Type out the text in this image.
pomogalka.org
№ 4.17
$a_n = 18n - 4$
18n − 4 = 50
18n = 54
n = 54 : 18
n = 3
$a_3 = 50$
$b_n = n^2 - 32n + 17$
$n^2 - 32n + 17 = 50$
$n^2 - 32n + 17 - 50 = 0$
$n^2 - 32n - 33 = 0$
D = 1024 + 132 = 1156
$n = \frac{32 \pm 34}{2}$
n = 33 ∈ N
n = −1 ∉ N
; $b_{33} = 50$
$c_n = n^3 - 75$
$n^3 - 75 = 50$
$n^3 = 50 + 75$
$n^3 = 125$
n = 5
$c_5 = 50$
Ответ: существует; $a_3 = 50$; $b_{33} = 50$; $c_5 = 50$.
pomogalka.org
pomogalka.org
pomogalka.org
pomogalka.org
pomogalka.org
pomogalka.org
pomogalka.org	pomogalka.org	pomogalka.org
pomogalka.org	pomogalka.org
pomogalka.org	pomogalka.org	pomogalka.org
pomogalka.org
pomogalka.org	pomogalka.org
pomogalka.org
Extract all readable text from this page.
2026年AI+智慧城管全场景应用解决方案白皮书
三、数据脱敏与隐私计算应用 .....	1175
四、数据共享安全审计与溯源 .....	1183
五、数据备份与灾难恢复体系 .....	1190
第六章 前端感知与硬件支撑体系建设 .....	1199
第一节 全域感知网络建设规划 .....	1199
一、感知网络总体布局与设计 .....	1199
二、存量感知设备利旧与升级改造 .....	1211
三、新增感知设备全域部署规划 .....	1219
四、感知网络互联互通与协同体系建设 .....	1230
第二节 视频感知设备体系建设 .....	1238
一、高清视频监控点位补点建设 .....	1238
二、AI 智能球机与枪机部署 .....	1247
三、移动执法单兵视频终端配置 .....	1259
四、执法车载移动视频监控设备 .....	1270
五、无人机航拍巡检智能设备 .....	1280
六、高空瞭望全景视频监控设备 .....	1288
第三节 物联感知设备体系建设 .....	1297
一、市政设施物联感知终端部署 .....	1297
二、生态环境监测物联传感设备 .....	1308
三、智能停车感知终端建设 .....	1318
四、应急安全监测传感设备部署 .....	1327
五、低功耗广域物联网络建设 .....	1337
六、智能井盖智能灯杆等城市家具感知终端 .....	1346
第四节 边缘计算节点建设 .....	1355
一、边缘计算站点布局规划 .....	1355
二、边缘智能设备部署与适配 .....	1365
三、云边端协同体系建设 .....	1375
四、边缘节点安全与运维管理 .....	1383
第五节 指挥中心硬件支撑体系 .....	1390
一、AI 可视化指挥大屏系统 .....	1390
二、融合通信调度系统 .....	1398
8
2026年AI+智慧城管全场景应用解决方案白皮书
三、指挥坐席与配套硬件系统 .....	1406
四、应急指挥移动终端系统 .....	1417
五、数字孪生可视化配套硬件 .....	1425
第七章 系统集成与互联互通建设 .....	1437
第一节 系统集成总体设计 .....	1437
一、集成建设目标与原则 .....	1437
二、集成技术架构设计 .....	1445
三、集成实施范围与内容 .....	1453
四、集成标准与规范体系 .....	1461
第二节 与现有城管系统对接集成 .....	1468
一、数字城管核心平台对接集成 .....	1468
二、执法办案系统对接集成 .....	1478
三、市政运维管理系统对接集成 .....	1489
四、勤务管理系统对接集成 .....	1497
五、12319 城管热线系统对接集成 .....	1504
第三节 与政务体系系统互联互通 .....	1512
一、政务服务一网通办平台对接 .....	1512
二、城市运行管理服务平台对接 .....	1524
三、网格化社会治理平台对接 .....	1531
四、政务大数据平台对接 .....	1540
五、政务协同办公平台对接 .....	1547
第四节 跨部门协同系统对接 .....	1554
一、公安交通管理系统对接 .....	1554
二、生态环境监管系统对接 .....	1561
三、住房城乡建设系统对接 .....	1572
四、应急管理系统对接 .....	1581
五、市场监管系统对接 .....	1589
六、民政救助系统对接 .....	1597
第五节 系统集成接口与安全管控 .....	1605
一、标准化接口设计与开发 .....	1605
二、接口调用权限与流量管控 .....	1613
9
****************************************
Give all the entries again exactly; leave none out.

• Correct answer
Type out the text in this image.
pomogalka.org
№ 4.17
$a_n = 18n - 4$
18n − 4 = 50
18n = 54
n = 54 : 18
n = 3
$a_3 = 50$
$b_n = n^2 - 32n + 17$
$n^2 - 32n + 17 = 50$
$n^2 - 32n + 17 - 50 = 0$
$n^2 - 32n - 33 = 0$
D = 1024 + 132 = 1156
$n = \frac{32 \pm 34}{2}$
n = 33 ∈ N
n = −1 ∉ N
; $b_{33} = 50$
$c_n = n^3 - 75$
$n^3 - 75 = 50$
$n^3 = 50 + 75$
$n^3 = 125$
n = 5
$c_5 = 50$
Ответ: существует; $a_3 = 50$; $b_{33} = 50$; $c_5 = 50$.
pomogalka.org
pomogalka.org
pomogalka.org
pomogalka.org
pomogalka.org
pomogalka.org
pomogalka.org	pomogalka.org	pomogalka.org
pomogalka.org	pomogalka.org
pomogalka.org	pomogalka.org	pomogalka.org
pomogalka.org
pomogalka.org	pomogalka.org
pomogalka.org
Extract all readable text from this page.
2026年AI+智慧城管全场景应用解决方案白皮书
三、数据脱敏与隐私计算应用 .....	1175
四、数据共享安全审计与溯源 .....	1183
五、数据备份与灾难恢复体系 .....	1190
第六章 前端感知与硬件支撑体系建设 .....	1199
第一节 全域感知网络建设规划 .....	1199
一、感知网络总体布局与设计 .....	1199
二、存量感知设备利旧与升级改造 .....	1211
三、新增感知设备全域部署规划 .....	1219
四、感知网络互联互通与协同体系建设 .....	1230
第二节 视频感知设备体系建设 .....	1238
一、高清视频监控点位补点建设 .....	1238
二、AI 智能球机与枪机部署 .....	1247
三、移动执法单兵视频终端配置 .....	1259
四、执法车载移动视频监控设备 .....	1270
五、无人机航拍巡检智能设备 .....	1280
六、高空瞭望全景视频监控设备 .....	1288
第三节 物联感知设备体系建设 .....	1297
一、市政设施物联感知终端部署 .....	1297
二、生态环境监测物联传感设备 .....	1308
三、智能停车感知终端建设 .....	1318
四、应急安全监测传感设备部署 .....	1327
五、低功耗广域物联网络建设 .....	1337
六、智能井盖智能灯杆等城市家具感知终端 .....	1346
第四节 边缘计算节点建设 .....	1355
一、边缘计算站点布局规划 .....	1355
二、边缘智能设备部署与适配 .....	1365
三、云边端协同体系建设 .....	1375
四、边缘节点安全与运维管理 .....	1383
第五节 指挥中心硬件支撑体系 .....	1390
一、AI 可视化指挥大屏系统 .....	1390
二、融合通信调度系统 .....	1398
8
2026年AI+智慧城管全场景应用解决方案白皮书
三、指挥坐席与配套硬件系统 .....	1406
四、应急指挥移动终端系统 .....	1417
五、数字孪生可视化配套硬件 .....	1425
第七章 系统集成与互联互通建设 .....	1437
第一节 系统集成总体设计 .....	1437
一、集成建设目标与原则 .....	1437
二、集成技术架构设计 .....	1445
三、集成实施范围与内容 .....	1453
四、集成标准与规范体系 .....	1461
第二节 与现有城管系统对接集成 .....	1468
一、数字城管核心平台对接集成 .....	1468
二、执法办案系统对接集成 .....	1478
三、市政运维管理系统对接集成 .....	1489
四、勤务管理系统对接集成 .....	1497
五、12319 城管热线系统对接集成 .....	1504
第三节 与政务体系系统互联互通 .....	1512
一、政务服务一网通办平台对接 .....	1512
二、城市运行管理服务平台对接 .....	1524
三、网格化社会治理平台对接 .....	1531
四、政务大数据平台对接 .....	1540
五、政务协同办公平台对接 .....	1547
第四节 跨部门协同系统对接 .....	1554
一、公安交通管理系统对接 .....	1554
二、生态环境监管系统对接 .....	1561
三、住房城乡建设系统对接 .....	1572
四、应急管理系统对接 .....	1581
五、市场监管系统对接 .....	1589
六、民政救助系统对接 .....	1597
第五节 系统集成接口与安全管控 .....	1605
一、标准化接口设计与开发 .....	1605
二、接口调用权限与流量管控 .....	1613
9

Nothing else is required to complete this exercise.